▶ [EXERCISE INSTRUCTIONS]:
Reproduce the listing below word for word, leaving out the pictures.

▶ [RECORDS SHOWN]:
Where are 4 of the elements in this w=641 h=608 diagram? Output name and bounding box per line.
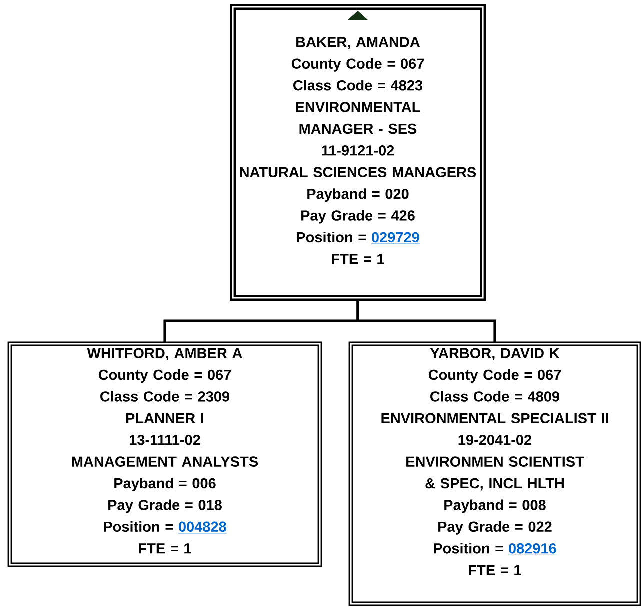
connector	[356, 299, 496, 344]
position-box: BAKER, AMANDA County Code = 067 Class Code = 4823 ENVIRONMENTAL MANAGER - SES 11-9121-02 NATURAL SCIENCES MANAGERS Payband = 020 Pay Grade = 426 Position = 029729 FTE = 1	[230, 4, 486, 301]
position-box: YARBOR, DAVID K County Code = 067 Class Code = 4809 ENVIRONMENTAL SPECIALIST II 19-2041-02 ENVIRONMEN SCIENTIST & SPEC, INCL HLTH Payband = 008 Pay Grade = 022 Position = 082916 FTE = 1	[348, 342, 641, 606]
position-box: WHITFORD, AMBER A County Code = 067 Class Code = 2309 PLANNER I 13-1111-02 MANAGEMENT ANALYSTS Payband = 006 Pay Grade = 018 Position = 004828 FTE = 1	[8, 342, 322, 568]
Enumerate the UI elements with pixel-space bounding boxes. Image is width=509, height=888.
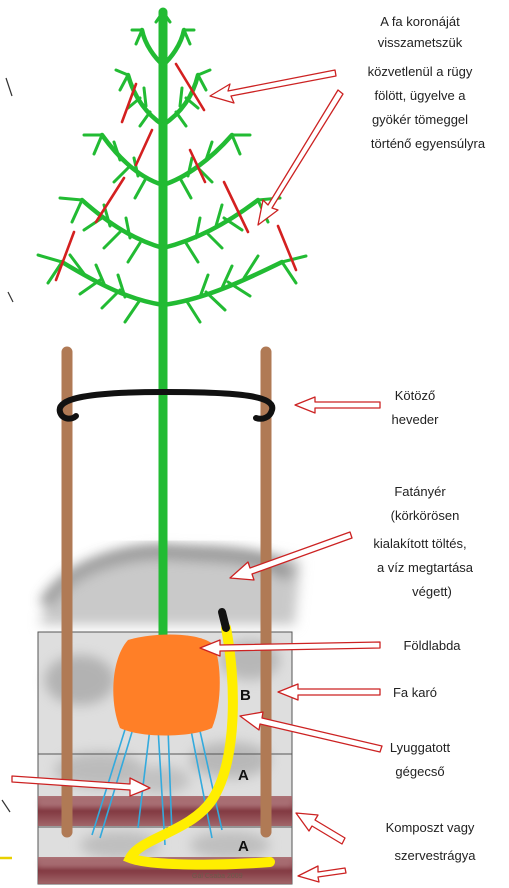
label-compost-1: Komposzt vagy <box>386 820 475 835</box>
labels: A fa koronáját visszametszük közvetlenül… <box>368 14 486 863</box>
label-basin-5: végett) <box>412 584 452 599</box>
label-crown-pruning-6: történő egyensúlyra <box>371 136 486 151</box>
label-strap-1: Kötöző <box>395 388 435 403</box>
arrow-compost-1 <box>296 813 345 844</box>
pruning-cuts <box>56 64 296 280</box>
arrow-compost-2 <box>298 866 346 882</box>
main-branches <box>62 30 282 305</box>
drainage-pipe-cap <box>222 612 226 628</box>
label-basin-4: a víz megtartása <box>377 560 474 575</box>
left-edge-fragments <box>0 78 13 858</box>
label-crown-pruning-1: A fa koronáját <box>380 14 460 29</box>
label-crown-pruning-5: gyökér tömeggel <box>372 112 468 127</box>
arrow-crown-1 <box>210 70 336 103</box>
author-credit: Gál Csaba 2009 <box>192 873 243 880</box>
layer-letter-upper: B <box>240 687 251 704</box>
label-compost-2: szervestrágya <box>395 848 477 863</box>
label-crown-pruning-4: fölött, ügyelve a <box>374 88 466 103</box>
arrow-crown-2 <box>258 90 343 225</box>
layer-letter-middle: A <box>238 767 249 784</box>
compost-layer-upper <box>38 796 292 826</box>
label-crown-pruning-2: visszametszük <box>378 35 463 50</box>
arrow-stake <box>278 684 380 700</box>
label-rootball: Földlabda <box>403 638 461 653</box>
label-basin-2: (körkörösen <box>391 508 460 523</box>
label-pipe-1: Lyuggatott <box>390 740 451 755</box>
label-crown-pruning-3: közvetlenül a rügy <box>368 64 473 79</box>
label-pipe-2: gégecső <box>395 764 444 779</box>
label-basin-1: Fatányér <box>394 484 446 499</box>
label-basin-3: kialakított töltés, <box>373 536 466 551</box>
layer-letter-lower: A <box>238 838 249 855</box>
arrow-strap <box>295 397 380 413</box>
label-strap-2: heveder <box>392 412 440 427</box>
label-stake: Fa karó <box>393 685 437 700</box>
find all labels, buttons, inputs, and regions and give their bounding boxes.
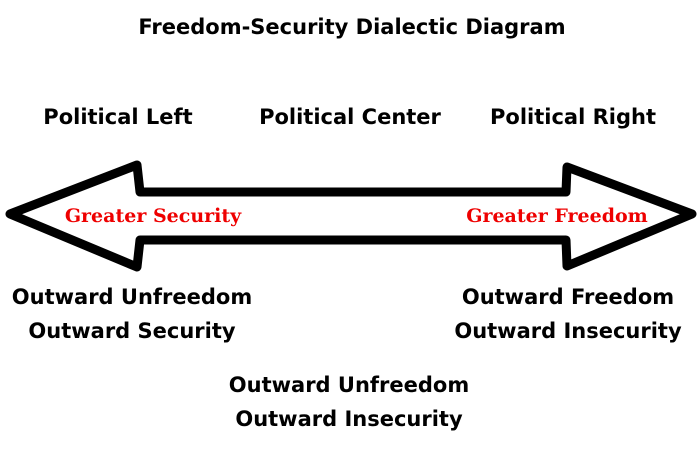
outcome-center: Outward Unfreedom Outward Insecurity bbox=[229, 368, 469, 436]
outcome-right-line-2: Outward Insecurity bbox=[454, 319, 682, 343]
outcome-center-line-2: Outward Insecurity bbox=[235, 407, 463, 431]
arrow-shape bbox=[5, 160, 697, 272]
label-political-left: Political Left bbox=[43, 105, 193, 129]
outcome-right-line-1: Outward Freedom bbox=[461, 285, 675, 309]
outcome-center-line-1: Outward Unfreedom bbox=[228, 373, 470, 397]
outcome-right: Outward Freedom Outward Insecurity bbox=[454, 280, 681, 348]
label-political-right: Political Right bbox=[490, 105, 656, 129]
diagram-title: Freedom-Security Dialectic Diagram bbox=[138, 15, 566, 39]
outcome-left-line-2: Outward Security bbox=[28, 319, 236, 343]
label-political-center: Political Center bbox=[259, 105, 441, 129]
greater-security-label: Greater Security bbox=[65, 205, 242, 227]
greater-freedom-label: Greater Freedom bbox=[466, 205, 648, 227]
outcome-left-line-1: Outward Unfreedom bbox=[11, 285, 253, 309]
outcome-left: Outward Unfreedom Outward Security bbox=[12, 280, 252, 348]
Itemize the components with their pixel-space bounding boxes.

▶ [TASK OUTPUT]:
Where are 4 of the elements in this w=641 h=608 diagram? Output name and bounding box per line.
connector	[356, 299, 496, 344]
position-box: BAKER, AMANDA County Code = 067 Class Code = 4823 ENVIRONMENTAL MANAGER - SES 11-9121-02 NATURAL SCIENCES MANAGERS Payband = 020 Pay Grade = 426 Position = 029729 FTE = 1	[230, 4, 486, 301]
position-box: YARBOR, DAVID K County Code = 067 Class Code = 4809 ENVIRONMENTAL SPECIALIST II 19-2041-02 ENVIRONMEN SCIENTIST & SPEC, INCL HLTH Payband = 008 Pay Grade = 022 Position = 082916 FTE = 1	[348, 342, 641, 606]
position-box: WHITFORD, AMBER A County Code = 067 Class Code = 2309 PLANNER I 13-1111-02 MANAGEMENT ANALYSTS Payband = 006 Pay Grade = 018 Position = 004828 FTE = 1	[8, 342, 322, 568]
Enumerate the UI elements with pixel-space bounding boxes. Image is width=509, height=888.
label-compost-1: Komposzt vagy <box>386 820 475 835</box>
labels: A fa koronáját visszametszük közvetlenül… <box>368 14 486 863</box>
label-basin-5: végett) <box>412 584 452 599</box>
label-crown-pruning-6: történő egyensúlyra <box>371 136 486 151</box>
label-strap-1: Kötöző <box>395 388 435 403</box>
arrow-compost-1 <box>296 813 345 844</box>
pruning-cuts <box>56 64 296 280</box>
arrow-compost-2 <box>298 866 346 882</box>
main-branches <box>62 30 282 305</box>
drainage-pipe-cap <box>222 612 226 628</box>
label-basin-4: a víz megtartása <box>377 560 474 575</box>
left-edge-fragments <box>0 78 13 858</box>
label-crown-pruning-1: A fa koronáját <box>380 14 460 29</box>
label-crown-pruning-5: gyökér tömeggel <box>372 112 468 127</box>
arrow-crown-1 <box>210 70 336 103</box>
author-credit: Gál Csaba 2009 <box>192 873 243 880</box>
layer-letter-upper: B <box>240 687 251 704</box>
label-compost-2: szervestrágya <box>395 848 477 863</box>
label-crown-pruning-4: fölött, ügyelve a <box>374 88 466 103</box>
arrow-crown-2 <box>258 90 343 225</box>
layer-letter-middle: A <box>238 767 249 784</box>
compost-layer-upper <box>38 796 292 826</box>
label-crown-pruning-2: visszametszük <box>378 35 463 50</box>
arrow-stake <box>278 684 380 700</box>
label-rootball: Földlabda <box>403 638 461 653</box>
label-basin-2: (körkörösen <box>391 508 460 523</box>
label-pipe-1: Lyuggatott <box>390 740 451 755</box>
label-crown-pruning-3: közvetlenül a rügy <box>368 64 473 79</box>
label-pipe-2: gégecső <box>395 764 444 779</box>
label-basin-1: Fatányér <box>394 484 446 499</box>
label-basin-3: kialakított töltés, <box>373 536 466 551</box>
layer-letter-lower: A <box>238 838 249 855</box>
arrow-strap <box>295 397 380 413</box>
label-strap-2: heveder <box>392 412 440 427</box>
label-stake: Fa karó <box>393 685 437 700</box>
find all labels, buttons, inputs, and regions and give their bounding boxes.
outcome-center: Outward Unfreedom Outward Insecurity bbox=[229, 368, 469, 436]
outcome-right-line-2: Outward Insecurity bbox=[454, 319, 682, 343]
outcome-center-line-2: Outward Insecurity bbox=[235, 407, 463, 431]
arrow-shape bbox=[5, 160, 697, 272]
label-political-left: Political Left bbox=[43, 105, 193, 129]
outcome-right-line-1: Outward Freedom bbox=[461, 285, 675, 309]
outcome-center-line-1: Outward Unfreedom bbox=[228, 373, 470, 397]
outcome-right: Outward Freedom Outward Insecurity bbox=[454, 280, 681, 348]
label-political-right: Political Right bbox=[490, 105, 656, 129]
diagram-title: Freedom-Security Dialectic Diagram bbox=[138, 15, 566, 39]
outcome-left-line-2: Outward Security bbox=[28, 319, 236, 343]
label-political-center: Political Center bbox=[259, 105, 441, 129]
greater-security-label: Greater Security bbox=[65, 205, 242, 227]
greater-freedom-label: Greater Freedom bbox=[466, 205, 648, 227]
outcome-left-line-1: Outward Unfreedom bbox=[11, 285, 253, 309]
outcome-left: Outward Unfreedom Outward Security bbox=[12, 280, 252, 348]
Itemize the components with their pixel-space bounding boxes.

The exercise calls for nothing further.